» Given problem
Which lines hold the string "round"? Copy every one of them.

» Supplied material
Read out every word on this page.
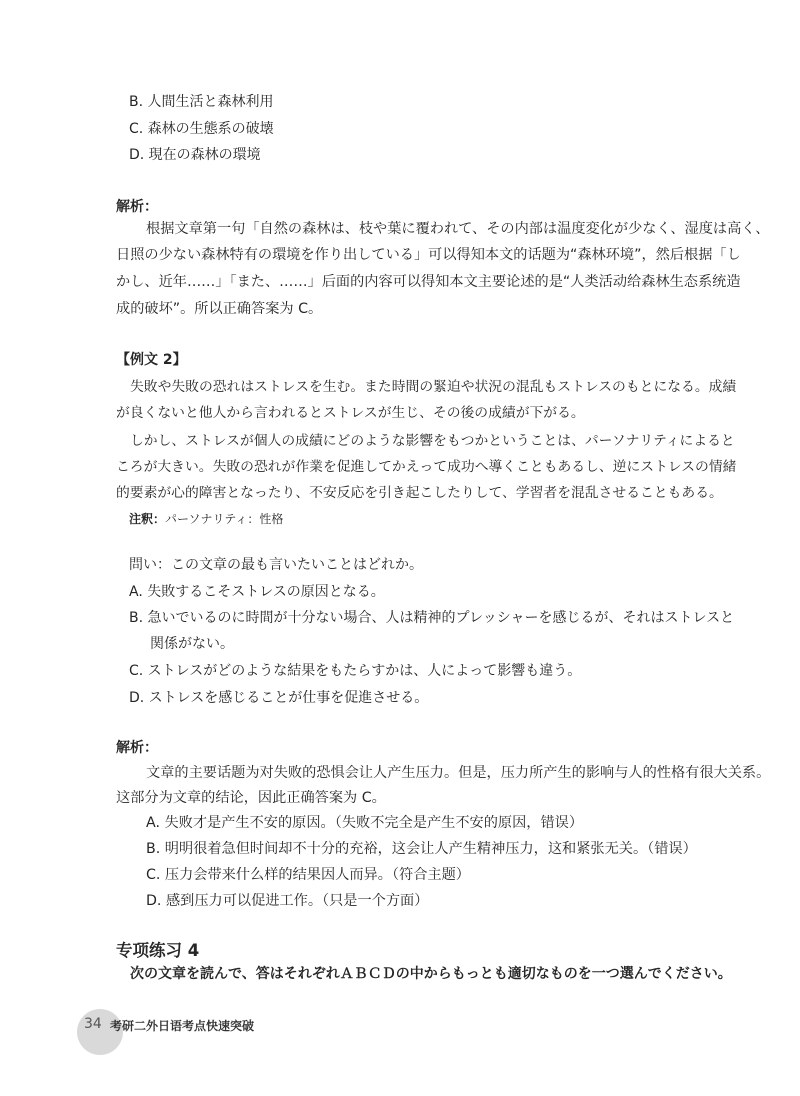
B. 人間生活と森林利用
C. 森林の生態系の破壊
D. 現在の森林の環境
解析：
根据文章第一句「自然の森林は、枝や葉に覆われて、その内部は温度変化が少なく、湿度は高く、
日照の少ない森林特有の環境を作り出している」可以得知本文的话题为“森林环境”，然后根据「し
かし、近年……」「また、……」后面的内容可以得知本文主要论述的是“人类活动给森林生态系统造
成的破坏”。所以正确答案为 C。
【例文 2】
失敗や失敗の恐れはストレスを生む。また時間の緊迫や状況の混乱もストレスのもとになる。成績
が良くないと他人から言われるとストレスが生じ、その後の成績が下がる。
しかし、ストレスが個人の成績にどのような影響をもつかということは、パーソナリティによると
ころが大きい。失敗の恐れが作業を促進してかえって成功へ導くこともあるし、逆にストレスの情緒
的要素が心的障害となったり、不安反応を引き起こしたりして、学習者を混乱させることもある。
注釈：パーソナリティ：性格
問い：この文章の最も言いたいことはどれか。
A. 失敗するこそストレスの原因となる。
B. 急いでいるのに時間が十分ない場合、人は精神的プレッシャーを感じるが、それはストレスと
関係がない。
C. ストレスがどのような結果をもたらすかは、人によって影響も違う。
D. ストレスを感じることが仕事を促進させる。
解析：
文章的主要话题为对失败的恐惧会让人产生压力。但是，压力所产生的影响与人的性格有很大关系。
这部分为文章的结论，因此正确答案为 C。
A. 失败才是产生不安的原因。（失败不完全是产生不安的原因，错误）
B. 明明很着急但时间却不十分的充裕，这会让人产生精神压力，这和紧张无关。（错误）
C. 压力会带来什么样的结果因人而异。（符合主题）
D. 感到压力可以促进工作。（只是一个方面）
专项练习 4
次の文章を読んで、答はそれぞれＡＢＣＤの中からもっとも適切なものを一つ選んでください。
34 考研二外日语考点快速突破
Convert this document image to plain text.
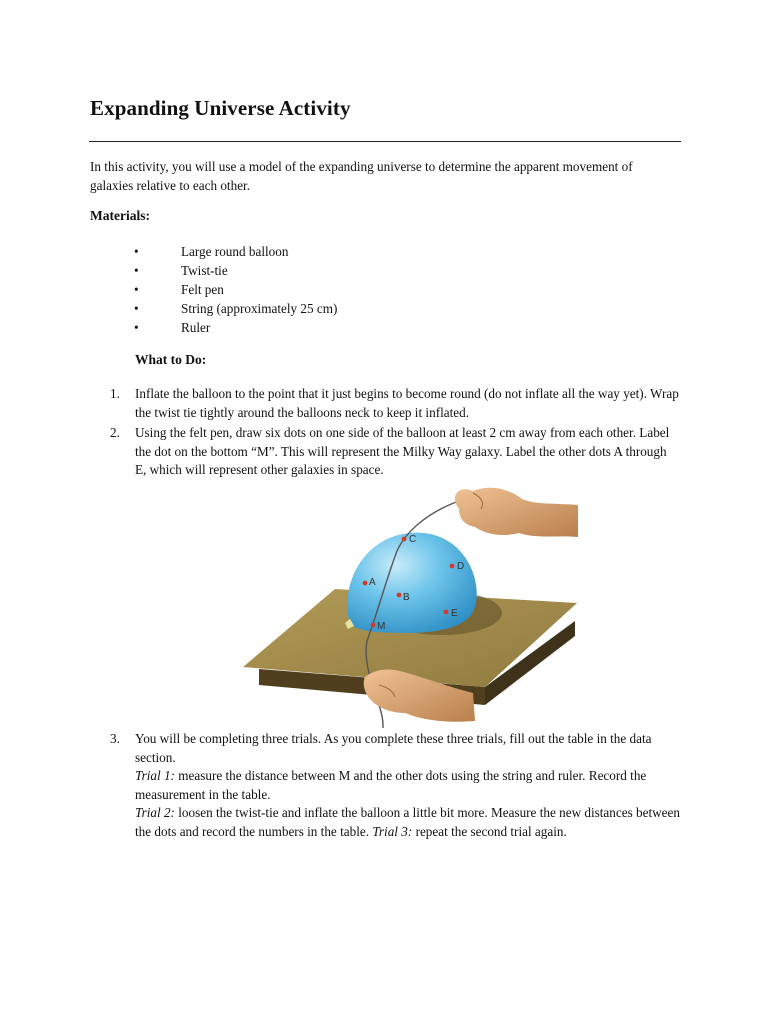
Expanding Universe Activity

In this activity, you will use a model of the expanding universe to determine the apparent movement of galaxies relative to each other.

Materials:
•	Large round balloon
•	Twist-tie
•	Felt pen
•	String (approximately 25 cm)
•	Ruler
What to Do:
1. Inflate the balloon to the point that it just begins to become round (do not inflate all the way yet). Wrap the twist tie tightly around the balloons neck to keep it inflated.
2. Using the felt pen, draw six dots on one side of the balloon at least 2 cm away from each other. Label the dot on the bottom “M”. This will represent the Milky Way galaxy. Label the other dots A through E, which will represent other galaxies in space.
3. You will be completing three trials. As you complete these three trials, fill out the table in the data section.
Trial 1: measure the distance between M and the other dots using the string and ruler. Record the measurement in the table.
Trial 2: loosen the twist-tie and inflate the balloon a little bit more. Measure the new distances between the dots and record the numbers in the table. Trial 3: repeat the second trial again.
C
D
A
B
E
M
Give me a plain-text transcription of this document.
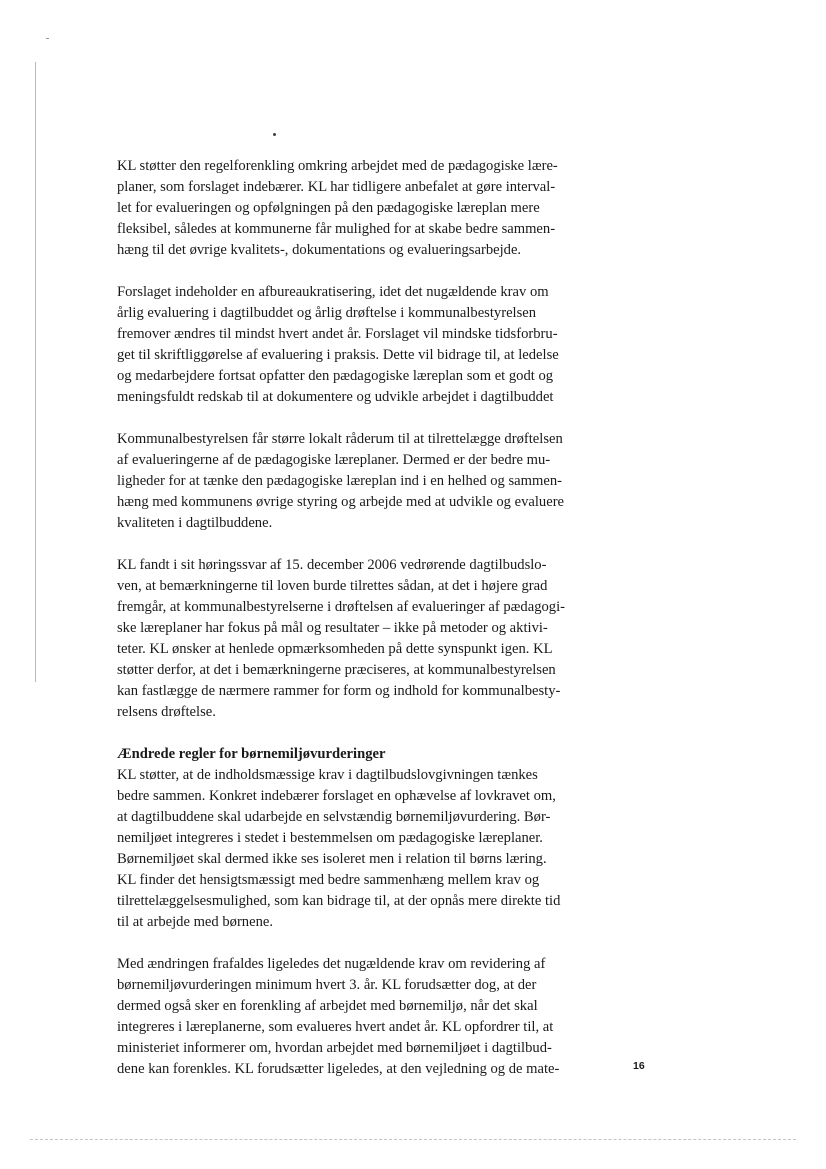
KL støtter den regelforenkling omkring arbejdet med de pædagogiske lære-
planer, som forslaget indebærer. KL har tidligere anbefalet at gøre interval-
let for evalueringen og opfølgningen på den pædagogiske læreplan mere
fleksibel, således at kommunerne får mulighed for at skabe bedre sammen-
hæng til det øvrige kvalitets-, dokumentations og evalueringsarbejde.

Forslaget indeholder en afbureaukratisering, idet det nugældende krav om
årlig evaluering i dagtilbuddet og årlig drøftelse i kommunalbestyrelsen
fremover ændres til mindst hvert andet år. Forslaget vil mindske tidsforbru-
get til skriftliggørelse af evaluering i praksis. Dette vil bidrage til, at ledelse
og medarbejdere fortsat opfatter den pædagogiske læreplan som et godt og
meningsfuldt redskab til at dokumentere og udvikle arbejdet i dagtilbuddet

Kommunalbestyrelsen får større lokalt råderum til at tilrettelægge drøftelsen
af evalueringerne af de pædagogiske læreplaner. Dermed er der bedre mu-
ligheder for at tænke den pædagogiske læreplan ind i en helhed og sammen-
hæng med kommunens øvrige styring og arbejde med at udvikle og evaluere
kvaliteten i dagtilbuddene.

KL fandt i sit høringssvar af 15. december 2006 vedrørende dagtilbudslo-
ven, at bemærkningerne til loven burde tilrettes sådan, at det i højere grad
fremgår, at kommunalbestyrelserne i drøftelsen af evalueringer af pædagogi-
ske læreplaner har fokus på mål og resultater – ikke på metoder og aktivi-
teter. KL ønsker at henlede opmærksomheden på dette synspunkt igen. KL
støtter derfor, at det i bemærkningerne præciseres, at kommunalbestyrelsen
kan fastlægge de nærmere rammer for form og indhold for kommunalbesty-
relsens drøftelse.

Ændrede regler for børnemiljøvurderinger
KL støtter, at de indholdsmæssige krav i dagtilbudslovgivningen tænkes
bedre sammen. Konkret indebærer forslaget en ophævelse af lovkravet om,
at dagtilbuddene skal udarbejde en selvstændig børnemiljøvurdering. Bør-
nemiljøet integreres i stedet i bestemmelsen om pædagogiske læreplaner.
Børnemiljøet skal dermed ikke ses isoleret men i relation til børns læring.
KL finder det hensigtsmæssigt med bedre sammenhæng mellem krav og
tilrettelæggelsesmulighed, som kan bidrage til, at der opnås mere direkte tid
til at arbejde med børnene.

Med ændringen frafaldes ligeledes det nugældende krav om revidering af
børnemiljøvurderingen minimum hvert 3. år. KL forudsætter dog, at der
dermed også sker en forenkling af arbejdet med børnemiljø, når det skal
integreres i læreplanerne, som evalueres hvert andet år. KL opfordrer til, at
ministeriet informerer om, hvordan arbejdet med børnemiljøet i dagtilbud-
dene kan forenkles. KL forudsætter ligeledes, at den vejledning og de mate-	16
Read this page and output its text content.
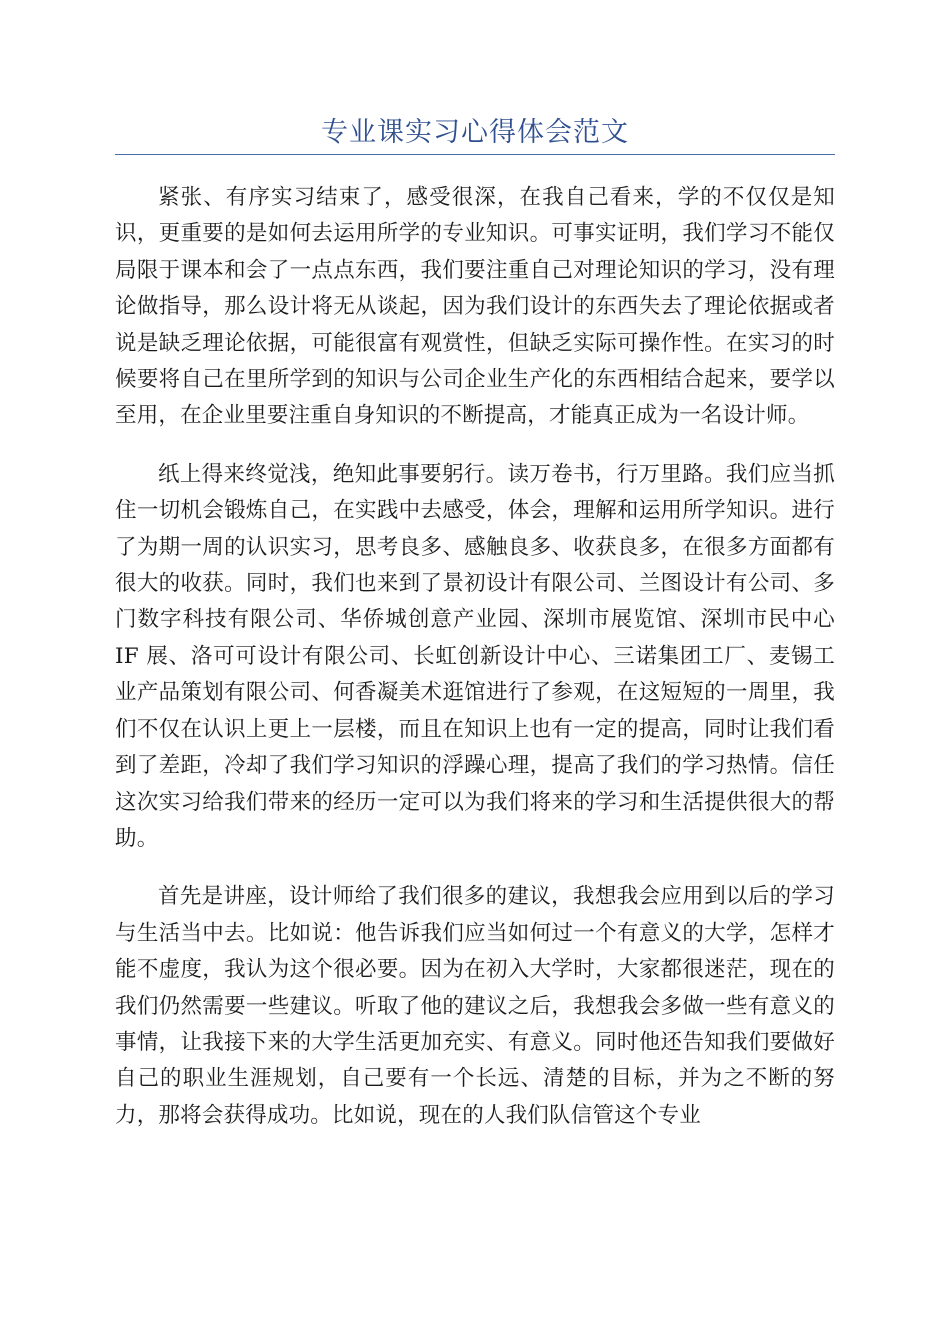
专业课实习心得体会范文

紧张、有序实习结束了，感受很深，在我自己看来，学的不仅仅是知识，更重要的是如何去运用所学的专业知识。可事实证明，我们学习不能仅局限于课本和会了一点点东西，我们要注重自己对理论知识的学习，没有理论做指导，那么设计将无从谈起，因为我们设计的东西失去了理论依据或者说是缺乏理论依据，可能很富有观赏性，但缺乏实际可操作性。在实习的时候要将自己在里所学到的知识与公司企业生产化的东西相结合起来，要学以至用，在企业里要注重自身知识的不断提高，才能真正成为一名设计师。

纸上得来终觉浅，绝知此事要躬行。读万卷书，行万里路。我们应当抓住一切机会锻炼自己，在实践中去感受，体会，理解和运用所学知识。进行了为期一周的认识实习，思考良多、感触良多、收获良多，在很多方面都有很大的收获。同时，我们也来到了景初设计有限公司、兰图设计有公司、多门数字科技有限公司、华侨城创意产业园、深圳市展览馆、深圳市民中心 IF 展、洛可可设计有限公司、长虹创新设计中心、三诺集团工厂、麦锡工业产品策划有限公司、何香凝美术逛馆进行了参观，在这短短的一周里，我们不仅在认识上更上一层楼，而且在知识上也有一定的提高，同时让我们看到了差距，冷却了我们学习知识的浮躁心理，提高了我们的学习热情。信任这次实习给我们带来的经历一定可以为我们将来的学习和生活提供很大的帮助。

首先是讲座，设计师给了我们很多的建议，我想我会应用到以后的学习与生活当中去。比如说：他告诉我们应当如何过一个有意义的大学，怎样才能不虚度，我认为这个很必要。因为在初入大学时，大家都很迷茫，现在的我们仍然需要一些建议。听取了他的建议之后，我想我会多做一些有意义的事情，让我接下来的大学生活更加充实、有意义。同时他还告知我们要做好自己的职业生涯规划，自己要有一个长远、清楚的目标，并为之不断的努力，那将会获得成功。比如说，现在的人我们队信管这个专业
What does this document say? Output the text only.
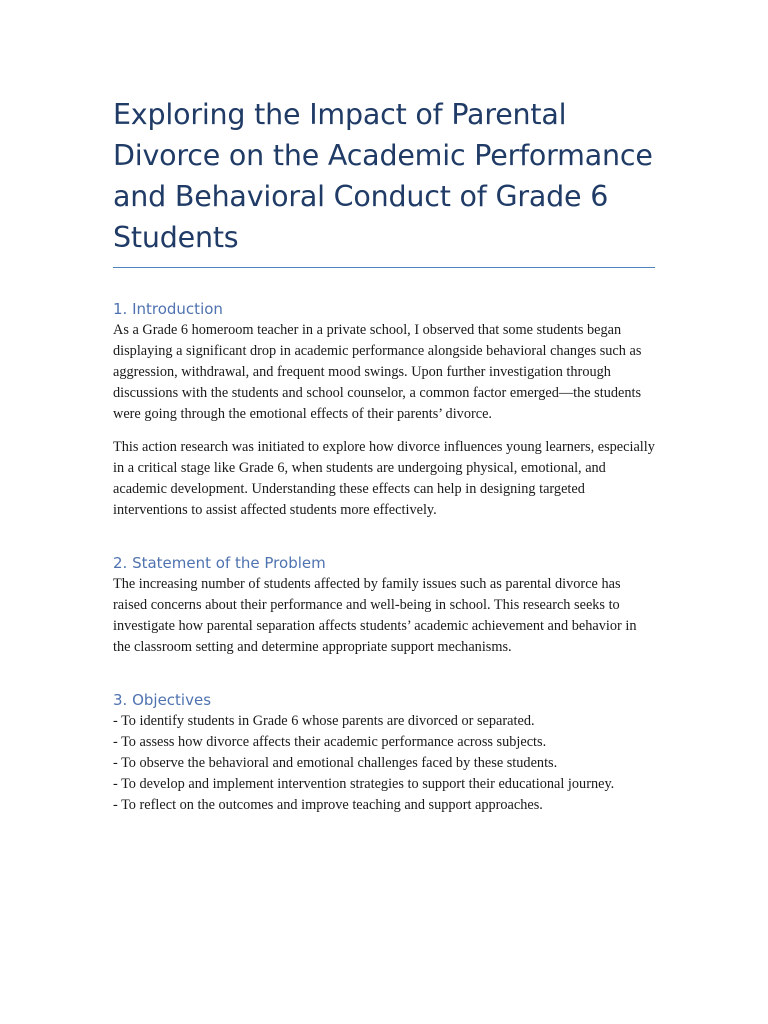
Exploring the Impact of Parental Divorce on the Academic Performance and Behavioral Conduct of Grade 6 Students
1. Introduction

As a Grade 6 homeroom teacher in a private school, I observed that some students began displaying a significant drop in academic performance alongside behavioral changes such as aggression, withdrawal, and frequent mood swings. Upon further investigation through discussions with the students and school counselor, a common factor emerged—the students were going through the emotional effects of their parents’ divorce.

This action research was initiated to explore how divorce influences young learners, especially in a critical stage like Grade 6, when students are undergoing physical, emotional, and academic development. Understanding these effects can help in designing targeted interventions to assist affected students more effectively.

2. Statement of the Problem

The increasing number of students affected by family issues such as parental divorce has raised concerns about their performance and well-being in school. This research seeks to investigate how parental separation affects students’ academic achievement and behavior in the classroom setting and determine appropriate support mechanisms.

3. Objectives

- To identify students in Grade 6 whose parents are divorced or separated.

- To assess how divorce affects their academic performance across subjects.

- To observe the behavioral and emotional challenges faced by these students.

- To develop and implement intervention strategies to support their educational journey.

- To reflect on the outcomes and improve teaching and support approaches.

» Answer to the task
•	Large round balloon
1. Inflate the balloon to the point that it just begins to become round (do not inflate all the way yet). Wrap the twist tie tightly around the balloons neck to keep it inflated.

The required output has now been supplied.